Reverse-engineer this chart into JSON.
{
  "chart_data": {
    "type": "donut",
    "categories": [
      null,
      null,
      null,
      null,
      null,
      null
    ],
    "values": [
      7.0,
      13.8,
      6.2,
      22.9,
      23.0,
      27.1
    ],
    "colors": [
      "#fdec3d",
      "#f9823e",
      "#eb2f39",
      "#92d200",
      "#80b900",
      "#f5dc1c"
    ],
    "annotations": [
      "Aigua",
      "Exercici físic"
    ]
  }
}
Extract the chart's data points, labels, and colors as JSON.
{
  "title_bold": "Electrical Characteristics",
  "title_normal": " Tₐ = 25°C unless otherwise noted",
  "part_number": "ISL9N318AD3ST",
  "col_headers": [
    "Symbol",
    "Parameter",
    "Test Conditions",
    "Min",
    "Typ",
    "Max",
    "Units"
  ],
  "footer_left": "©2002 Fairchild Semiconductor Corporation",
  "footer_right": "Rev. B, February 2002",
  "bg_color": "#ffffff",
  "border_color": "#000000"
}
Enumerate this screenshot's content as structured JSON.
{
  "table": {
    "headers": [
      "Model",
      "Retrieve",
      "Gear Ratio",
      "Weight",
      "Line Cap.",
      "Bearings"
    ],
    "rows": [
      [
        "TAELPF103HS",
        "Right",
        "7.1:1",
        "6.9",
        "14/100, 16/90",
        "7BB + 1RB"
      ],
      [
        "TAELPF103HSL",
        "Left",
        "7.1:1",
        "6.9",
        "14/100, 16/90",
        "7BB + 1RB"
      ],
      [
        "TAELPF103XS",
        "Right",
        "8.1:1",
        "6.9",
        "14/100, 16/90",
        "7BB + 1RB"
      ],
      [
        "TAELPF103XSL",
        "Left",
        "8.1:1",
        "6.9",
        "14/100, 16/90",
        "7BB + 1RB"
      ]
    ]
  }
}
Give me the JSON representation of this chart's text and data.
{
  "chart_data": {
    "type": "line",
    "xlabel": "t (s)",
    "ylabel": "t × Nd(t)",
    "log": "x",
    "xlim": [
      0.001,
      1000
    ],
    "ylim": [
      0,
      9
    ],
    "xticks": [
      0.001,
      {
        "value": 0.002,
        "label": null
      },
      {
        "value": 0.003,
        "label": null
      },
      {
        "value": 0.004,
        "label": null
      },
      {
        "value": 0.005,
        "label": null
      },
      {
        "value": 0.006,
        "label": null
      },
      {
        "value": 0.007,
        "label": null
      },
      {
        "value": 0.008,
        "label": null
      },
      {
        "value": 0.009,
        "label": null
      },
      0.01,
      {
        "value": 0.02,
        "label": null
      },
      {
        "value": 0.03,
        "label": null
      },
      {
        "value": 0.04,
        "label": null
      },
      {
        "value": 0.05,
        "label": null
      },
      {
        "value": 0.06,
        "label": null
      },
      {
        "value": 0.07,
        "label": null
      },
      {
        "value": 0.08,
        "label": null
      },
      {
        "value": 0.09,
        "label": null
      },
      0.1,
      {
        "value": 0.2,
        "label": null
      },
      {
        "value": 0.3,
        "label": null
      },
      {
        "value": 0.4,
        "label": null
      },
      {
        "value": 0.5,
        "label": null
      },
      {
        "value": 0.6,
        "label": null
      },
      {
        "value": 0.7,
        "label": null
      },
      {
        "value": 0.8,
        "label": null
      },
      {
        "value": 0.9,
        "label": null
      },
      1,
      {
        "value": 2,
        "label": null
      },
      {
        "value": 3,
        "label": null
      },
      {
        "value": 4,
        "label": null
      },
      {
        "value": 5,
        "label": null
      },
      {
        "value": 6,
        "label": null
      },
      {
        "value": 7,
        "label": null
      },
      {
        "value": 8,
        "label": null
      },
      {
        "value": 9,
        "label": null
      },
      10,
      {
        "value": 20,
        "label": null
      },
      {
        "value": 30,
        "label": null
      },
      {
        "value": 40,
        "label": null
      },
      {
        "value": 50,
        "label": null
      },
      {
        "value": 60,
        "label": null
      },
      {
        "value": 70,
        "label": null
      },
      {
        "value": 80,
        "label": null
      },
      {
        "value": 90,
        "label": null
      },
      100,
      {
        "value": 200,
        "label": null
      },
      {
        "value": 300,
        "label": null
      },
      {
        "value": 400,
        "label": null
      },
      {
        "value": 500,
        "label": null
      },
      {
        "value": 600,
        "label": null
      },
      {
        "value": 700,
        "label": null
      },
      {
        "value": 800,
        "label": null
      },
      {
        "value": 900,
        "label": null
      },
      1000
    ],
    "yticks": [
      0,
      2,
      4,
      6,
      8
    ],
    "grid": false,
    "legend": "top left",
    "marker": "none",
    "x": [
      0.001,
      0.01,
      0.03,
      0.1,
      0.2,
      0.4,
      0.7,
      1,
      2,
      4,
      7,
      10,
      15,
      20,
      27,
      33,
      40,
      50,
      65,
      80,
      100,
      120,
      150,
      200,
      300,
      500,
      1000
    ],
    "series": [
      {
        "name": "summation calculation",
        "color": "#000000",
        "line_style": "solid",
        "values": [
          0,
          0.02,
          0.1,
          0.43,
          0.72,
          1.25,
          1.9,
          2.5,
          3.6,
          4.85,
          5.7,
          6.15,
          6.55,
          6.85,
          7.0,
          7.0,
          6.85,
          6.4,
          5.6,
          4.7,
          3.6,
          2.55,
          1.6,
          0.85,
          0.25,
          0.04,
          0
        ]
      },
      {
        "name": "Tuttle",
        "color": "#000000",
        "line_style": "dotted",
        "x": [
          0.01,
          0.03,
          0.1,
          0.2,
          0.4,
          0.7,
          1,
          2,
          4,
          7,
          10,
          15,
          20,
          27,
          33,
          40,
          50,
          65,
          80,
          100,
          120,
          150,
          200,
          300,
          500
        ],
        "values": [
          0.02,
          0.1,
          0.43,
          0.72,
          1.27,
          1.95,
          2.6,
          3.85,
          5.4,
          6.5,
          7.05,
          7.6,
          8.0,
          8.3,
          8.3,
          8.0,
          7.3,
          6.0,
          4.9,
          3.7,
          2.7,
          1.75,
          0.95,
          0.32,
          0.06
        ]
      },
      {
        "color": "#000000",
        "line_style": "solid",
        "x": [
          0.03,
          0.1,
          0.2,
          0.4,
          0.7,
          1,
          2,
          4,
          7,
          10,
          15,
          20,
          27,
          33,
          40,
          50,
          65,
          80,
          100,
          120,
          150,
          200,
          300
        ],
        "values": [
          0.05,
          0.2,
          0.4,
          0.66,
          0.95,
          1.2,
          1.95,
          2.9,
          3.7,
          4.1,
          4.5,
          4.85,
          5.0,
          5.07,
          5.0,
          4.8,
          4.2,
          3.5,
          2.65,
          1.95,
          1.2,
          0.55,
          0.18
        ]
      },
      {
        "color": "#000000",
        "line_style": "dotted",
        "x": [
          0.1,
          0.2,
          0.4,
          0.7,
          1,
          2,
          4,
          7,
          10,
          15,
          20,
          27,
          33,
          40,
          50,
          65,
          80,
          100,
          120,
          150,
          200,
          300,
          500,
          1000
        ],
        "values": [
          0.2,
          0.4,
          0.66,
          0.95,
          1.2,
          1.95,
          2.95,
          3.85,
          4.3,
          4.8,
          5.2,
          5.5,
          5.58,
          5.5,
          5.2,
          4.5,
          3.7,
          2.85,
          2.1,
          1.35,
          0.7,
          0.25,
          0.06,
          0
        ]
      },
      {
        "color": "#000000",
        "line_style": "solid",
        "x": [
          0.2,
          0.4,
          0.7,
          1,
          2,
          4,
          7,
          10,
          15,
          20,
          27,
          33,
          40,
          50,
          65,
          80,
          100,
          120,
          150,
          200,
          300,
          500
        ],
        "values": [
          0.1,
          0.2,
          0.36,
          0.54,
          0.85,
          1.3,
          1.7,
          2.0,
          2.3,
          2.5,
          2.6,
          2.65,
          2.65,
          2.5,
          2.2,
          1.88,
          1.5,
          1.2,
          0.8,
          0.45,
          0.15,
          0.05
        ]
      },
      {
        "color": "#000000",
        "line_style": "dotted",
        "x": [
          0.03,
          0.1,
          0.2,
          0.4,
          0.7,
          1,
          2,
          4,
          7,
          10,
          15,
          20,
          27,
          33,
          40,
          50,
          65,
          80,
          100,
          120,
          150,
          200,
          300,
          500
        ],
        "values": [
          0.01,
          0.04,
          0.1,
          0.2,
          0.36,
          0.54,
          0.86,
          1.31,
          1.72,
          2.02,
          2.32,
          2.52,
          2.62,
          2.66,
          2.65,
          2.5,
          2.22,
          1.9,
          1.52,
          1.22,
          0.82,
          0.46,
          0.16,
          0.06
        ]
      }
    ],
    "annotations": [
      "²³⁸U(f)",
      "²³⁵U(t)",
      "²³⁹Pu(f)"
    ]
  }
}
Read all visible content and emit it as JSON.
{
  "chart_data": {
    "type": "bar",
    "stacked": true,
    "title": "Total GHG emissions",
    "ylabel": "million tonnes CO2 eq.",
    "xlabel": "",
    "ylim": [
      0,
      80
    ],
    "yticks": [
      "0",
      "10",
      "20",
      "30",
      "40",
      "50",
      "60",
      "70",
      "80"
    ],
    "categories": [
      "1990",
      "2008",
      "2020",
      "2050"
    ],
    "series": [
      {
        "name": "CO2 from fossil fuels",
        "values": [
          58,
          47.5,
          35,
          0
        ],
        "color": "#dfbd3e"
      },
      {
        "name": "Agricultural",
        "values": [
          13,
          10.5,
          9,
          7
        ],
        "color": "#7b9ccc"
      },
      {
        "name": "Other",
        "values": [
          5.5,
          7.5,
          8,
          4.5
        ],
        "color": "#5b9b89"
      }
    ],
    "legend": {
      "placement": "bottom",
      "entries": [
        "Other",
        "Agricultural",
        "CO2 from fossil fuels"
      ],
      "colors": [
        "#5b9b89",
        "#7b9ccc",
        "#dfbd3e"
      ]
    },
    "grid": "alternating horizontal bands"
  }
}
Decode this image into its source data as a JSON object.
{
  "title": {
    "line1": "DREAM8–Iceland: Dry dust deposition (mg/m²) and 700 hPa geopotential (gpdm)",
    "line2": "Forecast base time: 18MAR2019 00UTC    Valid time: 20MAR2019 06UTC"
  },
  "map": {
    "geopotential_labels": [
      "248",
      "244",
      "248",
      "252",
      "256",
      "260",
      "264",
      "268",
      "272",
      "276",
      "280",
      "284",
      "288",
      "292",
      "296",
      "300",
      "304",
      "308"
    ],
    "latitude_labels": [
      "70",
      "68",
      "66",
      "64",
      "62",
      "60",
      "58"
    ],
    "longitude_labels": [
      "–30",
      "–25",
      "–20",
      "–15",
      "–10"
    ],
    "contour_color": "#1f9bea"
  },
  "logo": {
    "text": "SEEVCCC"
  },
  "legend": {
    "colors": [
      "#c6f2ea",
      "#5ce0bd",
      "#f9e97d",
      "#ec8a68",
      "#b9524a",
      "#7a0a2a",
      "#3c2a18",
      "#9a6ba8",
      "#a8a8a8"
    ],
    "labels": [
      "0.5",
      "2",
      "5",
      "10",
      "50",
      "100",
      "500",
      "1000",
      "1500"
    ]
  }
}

» Task goal: Using the records above, list each line that includes "name".

» The answer:
        "name": "summation calculation",
        "name": "Tuttle",
        "name": "CO2 from fossil fuels",
        "name": "Agricultural",
        "name": "Other",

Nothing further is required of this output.